Brief
Copy every line of the data in which the word "JSON" occurs.

Material to process
____________________
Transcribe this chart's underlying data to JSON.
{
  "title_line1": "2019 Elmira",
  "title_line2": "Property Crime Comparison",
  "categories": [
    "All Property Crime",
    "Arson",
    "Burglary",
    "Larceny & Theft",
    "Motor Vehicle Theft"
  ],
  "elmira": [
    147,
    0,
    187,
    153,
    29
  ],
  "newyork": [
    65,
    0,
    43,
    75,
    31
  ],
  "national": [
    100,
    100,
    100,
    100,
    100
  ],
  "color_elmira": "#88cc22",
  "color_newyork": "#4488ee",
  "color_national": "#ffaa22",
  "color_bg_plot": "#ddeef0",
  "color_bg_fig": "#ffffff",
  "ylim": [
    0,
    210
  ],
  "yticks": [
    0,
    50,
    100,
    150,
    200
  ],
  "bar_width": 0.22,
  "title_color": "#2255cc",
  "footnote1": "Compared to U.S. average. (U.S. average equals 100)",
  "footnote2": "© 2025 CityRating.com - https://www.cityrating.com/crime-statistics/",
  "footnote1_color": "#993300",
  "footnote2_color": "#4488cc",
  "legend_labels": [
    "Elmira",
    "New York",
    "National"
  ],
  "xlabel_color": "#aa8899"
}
____________________
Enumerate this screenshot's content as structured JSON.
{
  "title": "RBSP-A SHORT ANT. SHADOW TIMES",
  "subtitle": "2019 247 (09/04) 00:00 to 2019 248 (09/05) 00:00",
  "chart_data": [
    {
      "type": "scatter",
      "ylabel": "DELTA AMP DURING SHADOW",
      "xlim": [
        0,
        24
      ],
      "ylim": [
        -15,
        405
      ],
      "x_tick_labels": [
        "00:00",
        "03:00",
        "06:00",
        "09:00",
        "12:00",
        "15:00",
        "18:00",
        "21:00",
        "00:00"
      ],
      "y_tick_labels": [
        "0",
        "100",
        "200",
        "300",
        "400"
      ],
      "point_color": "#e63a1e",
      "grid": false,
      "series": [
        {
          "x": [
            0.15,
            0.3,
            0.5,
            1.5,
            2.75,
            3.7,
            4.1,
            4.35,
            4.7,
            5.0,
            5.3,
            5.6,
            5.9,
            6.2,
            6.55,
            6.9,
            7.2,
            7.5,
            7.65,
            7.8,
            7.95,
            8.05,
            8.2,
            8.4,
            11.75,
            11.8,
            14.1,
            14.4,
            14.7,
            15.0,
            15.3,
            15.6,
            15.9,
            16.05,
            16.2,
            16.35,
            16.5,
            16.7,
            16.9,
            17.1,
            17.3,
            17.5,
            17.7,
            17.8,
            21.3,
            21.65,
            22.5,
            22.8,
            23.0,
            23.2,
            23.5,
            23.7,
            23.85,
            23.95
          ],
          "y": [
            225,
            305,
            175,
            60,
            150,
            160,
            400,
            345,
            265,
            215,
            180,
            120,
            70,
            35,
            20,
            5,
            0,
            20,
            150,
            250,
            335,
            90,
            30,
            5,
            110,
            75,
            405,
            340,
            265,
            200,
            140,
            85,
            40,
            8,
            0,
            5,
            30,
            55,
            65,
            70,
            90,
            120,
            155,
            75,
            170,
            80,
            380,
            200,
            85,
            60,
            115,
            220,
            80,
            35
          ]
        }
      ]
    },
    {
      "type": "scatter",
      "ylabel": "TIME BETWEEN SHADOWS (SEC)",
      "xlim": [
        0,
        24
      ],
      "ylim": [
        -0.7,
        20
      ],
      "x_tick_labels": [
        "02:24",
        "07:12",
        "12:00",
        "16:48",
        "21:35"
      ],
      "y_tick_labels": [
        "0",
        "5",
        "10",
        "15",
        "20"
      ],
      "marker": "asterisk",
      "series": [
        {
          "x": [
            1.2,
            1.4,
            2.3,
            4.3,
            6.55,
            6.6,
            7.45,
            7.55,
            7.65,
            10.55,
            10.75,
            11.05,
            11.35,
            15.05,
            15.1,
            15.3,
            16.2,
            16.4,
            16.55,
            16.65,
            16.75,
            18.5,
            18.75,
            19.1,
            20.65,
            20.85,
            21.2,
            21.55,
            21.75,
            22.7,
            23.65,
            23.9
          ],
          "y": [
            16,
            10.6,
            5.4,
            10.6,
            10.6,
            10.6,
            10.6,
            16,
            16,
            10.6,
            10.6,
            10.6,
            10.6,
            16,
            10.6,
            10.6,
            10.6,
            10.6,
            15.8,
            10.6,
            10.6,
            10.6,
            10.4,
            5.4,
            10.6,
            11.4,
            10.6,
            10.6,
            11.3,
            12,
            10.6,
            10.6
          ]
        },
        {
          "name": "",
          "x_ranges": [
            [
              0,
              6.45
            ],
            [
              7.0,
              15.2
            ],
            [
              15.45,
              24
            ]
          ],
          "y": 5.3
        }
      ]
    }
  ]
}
____________________
Expected answer
Transcribe this chart's underlying data to JSON.
Enumerate this screenshot's content as structured JSON.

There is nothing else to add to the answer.